**WHAT THE TASK REQUIRES:** Go through the data below and gather each line containing "ratio".

•••

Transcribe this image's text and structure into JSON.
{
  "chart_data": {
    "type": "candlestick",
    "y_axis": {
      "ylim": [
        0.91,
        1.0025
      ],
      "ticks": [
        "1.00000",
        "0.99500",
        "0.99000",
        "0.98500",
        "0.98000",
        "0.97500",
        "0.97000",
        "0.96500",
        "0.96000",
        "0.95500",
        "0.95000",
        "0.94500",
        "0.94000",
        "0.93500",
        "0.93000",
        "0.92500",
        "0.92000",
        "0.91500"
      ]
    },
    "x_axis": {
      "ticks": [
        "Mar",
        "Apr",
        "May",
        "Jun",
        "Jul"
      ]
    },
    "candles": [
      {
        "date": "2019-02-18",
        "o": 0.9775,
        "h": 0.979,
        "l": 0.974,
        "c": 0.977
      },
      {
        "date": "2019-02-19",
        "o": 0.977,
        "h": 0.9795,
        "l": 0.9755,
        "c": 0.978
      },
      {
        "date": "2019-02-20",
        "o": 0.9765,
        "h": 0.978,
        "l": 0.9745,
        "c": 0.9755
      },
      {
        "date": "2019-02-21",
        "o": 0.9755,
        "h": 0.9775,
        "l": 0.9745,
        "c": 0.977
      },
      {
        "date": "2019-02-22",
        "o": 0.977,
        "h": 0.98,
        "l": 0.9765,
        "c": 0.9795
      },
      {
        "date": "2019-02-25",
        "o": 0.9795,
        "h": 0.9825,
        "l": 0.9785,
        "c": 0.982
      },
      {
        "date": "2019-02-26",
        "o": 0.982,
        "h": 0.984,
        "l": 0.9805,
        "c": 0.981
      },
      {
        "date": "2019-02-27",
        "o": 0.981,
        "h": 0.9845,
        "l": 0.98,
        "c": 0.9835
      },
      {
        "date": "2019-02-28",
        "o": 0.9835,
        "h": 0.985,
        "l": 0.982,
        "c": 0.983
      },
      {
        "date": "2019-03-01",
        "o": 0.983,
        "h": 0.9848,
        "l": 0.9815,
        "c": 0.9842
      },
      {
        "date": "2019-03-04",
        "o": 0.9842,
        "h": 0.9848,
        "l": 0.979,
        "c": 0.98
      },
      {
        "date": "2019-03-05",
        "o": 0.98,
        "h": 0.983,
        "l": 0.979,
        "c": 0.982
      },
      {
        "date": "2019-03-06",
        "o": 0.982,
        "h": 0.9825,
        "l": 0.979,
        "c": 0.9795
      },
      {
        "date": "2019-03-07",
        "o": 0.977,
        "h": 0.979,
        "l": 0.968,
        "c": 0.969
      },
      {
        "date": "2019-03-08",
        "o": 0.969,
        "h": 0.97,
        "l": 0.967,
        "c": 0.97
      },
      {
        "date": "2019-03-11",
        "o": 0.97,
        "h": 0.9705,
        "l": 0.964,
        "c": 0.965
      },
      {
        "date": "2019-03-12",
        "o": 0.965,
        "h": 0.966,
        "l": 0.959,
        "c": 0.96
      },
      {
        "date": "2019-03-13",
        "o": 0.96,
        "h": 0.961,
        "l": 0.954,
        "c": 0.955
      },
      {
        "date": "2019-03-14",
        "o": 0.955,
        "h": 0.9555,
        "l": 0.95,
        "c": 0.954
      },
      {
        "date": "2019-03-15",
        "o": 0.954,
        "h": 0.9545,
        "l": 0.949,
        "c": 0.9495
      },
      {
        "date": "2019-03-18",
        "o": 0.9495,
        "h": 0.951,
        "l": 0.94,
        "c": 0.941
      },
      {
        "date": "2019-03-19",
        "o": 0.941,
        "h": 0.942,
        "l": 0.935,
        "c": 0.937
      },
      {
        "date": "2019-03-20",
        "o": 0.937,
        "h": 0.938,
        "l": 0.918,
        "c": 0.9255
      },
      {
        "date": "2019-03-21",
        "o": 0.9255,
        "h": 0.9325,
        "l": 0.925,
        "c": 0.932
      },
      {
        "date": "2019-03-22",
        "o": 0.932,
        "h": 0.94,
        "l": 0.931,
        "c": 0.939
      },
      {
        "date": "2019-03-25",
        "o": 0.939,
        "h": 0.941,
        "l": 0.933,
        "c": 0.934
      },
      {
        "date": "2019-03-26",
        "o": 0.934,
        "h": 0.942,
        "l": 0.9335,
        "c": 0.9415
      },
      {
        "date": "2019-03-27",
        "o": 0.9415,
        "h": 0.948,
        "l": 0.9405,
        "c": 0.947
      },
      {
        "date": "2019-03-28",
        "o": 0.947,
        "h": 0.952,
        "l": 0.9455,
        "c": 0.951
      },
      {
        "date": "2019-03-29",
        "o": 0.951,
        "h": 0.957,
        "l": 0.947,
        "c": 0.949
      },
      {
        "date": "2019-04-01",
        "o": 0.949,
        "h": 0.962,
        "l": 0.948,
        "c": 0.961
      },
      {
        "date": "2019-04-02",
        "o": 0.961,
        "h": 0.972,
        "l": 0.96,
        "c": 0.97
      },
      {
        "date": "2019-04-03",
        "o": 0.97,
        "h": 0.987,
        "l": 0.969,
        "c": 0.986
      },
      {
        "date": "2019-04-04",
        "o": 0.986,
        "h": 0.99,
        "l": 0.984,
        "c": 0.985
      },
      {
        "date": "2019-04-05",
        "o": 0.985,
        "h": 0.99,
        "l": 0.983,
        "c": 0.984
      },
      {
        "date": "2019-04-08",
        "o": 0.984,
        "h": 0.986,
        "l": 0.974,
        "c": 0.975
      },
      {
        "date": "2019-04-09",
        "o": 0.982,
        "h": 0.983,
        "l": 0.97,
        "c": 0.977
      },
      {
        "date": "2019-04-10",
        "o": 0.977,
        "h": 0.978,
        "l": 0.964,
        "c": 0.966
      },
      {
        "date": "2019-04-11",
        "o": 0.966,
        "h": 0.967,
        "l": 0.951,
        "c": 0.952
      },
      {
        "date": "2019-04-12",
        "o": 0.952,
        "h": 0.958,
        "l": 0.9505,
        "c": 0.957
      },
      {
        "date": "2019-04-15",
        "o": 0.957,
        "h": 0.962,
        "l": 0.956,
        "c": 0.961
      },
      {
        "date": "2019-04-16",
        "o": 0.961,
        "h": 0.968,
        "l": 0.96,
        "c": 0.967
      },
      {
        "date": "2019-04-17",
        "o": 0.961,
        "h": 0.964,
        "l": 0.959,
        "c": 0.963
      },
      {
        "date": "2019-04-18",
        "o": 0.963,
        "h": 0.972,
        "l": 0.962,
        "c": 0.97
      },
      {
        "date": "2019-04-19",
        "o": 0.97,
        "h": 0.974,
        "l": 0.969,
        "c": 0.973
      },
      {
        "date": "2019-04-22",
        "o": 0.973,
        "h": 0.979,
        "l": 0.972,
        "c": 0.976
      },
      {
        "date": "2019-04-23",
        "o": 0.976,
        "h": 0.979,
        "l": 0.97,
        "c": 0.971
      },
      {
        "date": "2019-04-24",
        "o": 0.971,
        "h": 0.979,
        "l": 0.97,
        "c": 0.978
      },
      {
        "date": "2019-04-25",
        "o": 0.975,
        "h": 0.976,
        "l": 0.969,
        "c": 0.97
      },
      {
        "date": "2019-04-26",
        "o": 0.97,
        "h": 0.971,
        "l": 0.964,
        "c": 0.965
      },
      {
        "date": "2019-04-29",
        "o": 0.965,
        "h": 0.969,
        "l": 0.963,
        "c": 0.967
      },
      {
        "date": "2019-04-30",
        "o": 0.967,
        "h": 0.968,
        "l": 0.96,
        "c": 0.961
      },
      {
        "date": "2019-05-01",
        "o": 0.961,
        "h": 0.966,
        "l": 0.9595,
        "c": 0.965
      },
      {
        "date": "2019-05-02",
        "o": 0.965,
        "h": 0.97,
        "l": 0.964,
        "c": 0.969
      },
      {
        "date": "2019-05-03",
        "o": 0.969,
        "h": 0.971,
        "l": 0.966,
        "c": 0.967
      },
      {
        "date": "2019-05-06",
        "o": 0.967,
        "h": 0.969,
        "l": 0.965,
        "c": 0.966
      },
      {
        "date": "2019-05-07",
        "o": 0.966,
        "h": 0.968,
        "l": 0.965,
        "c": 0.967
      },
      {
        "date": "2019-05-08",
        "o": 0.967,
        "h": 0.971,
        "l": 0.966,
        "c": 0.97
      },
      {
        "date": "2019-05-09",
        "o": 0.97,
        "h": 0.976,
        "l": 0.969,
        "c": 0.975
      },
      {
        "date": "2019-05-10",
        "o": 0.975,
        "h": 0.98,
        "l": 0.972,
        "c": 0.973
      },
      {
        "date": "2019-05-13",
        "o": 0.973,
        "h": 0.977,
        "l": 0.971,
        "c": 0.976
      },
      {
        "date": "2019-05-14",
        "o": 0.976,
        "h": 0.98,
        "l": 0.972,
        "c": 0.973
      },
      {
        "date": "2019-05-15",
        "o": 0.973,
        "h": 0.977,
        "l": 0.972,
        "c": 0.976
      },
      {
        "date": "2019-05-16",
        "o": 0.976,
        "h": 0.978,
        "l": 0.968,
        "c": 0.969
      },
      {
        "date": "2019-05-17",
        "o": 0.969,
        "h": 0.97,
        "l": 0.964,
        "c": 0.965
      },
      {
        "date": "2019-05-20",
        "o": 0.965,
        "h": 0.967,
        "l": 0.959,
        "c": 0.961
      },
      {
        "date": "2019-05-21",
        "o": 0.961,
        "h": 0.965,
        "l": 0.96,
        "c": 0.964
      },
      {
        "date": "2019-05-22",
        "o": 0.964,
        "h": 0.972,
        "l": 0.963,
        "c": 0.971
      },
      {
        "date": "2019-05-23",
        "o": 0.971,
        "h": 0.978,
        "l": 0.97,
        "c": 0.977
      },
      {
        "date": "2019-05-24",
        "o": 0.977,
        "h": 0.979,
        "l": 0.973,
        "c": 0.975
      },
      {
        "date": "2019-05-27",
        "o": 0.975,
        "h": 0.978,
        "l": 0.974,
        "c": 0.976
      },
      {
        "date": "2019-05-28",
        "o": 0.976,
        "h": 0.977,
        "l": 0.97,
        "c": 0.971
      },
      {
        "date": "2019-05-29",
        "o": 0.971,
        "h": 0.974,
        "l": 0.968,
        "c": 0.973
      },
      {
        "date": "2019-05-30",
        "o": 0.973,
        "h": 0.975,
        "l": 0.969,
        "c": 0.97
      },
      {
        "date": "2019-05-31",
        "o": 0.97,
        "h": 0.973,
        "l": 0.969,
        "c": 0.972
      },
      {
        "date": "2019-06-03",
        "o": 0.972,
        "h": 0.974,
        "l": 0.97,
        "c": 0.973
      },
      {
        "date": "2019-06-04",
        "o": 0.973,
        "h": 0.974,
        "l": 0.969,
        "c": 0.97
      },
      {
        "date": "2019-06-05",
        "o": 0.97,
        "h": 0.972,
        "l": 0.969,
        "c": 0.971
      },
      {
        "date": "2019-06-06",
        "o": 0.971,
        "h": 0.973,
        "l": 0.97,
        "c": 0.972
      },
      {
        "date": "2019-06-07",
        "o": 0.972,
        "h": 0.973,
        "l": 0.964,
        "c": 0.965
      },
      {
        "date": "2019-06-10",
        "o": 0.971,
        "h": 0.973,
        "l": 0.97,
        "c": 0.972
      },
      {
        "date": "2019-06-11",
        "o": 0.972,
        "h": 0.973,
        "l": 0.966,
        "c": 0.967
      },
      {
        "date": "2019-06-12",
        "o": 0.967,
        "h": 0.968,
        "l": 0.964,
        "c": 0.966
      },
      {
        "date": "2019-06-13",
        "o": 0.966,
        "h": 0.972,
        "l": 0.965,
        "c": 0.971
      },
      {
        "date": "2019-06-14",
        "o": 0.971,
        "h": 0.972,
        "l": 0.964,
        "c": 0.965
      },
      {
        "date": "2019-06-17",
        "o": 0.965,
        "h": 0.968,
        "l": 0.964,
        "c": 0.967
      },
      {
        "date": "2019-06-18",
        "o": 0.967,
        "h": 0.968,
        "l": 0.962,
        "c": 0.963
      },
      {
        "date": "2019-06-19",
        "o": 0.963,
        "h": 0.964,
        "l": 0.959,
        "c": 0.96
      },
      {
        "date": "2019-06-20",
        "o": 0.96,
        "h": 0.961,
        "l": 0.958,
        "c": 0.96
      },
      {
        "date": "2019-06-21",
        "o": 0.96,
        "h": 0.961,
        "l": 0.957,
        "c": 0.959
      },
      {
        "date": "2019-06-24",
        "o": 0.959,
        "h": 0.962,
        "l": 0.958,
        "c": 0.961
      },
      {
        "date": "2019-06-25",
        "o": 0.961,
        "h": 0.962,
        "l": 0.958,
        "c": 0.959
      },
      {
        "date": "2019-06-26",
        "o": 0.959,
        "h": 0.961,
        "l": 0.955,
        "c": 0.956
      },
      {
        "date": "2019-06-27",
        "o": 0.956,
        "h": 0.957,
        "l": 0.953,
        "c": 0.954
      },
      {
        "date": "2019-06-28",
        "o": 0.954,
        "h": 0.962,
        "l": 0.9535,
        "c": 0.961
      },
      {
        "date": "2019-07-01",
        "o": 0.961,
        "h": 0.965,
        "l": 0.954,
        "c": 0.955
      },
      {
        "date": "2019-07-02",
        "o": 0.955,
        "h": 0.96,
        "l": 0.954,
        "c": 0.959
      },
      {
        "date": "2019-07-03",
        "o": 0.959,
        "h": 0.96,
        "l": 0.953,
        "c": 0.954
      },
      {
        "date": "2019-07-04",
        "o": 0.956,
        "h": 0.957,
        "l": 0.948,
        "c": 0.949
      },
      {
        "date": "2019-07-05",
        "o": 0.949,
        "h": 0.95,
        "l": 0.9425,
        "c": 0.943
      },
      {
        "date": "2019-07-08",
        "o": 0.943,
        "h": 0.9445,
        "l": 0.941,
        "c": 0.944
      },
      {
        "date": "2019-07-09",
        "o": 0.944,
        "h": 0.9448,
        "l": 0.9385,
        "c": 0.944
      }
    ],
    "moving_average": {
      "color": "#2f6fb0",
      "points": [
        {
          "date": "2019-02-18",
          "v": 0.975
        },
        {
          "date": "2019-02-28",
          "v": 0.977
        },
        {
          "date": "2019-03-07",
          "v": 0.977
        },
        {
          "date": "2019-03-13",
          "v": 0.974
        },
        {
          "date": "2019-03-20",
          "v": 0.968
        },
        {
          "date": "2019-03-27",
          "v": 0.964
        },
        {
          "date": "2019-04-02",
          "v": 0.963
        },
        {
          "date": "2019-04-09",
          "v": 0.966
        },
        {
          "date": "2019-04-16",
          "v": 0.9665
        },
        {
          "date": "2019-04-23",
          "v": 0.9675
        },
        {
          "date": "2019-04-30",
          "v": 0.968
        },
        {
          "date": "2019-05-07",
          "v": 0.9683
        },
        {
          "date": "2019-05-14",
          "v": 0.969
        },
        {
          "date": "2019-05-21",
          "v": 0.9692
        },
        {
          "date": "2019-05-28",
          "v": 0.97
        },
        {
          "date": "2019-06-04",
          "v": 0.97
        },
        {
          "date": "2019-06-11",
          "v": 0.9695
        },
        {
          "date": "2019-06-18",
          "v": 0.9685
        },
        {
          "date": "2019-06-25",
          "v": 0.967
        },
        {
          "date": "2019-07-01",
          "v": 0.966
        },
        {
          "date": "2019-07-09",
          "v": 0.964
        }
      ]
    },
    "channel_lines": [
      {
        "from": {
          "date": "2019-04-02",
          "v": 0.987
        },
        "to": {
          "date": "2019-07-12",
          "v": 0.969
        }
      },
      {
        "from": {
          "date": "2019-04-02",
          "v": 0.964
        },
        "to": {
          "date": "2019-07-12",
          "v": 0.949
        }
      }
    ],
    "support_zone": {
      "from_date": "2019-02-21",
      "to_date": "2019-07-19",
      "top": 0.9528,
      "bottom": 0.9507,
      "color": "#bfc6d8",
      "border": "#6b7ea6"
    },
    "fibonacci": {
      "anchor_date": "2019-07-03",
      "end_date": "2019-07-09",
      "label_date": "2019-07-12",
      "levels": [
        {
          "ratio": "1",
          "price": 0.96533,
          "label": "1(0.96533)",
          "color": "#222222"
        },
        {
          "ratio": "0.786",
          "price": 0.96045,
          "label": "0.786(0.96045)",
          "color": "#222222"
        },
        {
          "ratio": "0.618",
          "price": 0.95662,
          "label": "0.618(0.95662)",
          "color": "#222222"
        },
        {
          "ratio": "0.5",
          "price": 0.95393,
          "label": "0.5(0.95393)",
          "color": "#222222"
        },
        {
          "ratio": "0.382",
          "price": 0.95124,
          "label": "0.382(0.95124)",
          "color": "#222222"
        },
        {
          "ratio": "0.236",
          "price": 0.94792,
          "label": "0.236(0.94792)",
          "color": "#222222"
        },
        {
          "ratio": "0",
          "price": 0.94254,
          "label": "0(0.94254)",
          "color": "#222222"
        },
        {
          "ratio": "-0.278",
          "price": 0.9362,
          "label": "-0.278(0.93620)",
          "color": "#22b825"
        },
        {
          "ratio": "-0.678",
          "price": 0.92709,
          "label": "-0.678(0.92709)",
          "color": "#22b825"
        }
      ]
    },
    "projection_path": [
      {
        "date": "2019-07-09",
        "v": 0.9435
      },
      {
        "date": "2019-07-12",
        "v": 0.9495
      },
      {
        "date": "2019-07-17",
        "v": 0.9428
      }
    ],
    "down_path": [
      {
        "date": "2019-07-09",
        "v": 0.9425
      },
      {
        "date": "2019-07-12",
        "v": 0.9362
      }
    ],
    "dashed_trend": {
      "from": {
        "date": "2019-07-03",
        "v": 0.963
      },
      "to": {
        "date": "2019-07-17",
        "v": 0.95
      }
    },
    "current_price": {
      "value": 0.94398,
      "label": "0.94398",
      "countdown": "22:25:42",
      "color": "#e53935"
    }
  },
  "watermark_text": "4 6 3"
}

•••

**SOLUTION:**
          "ratio": "1",
          "ratio": "0.786",
          "ratio": "0.618",
          "ratio": "0.5",
          "ratio": "0.382",
          "ratio": "0.236",
          "ratio": "0",
          "ratio": "-0.278",
          "ratio": "-0.678",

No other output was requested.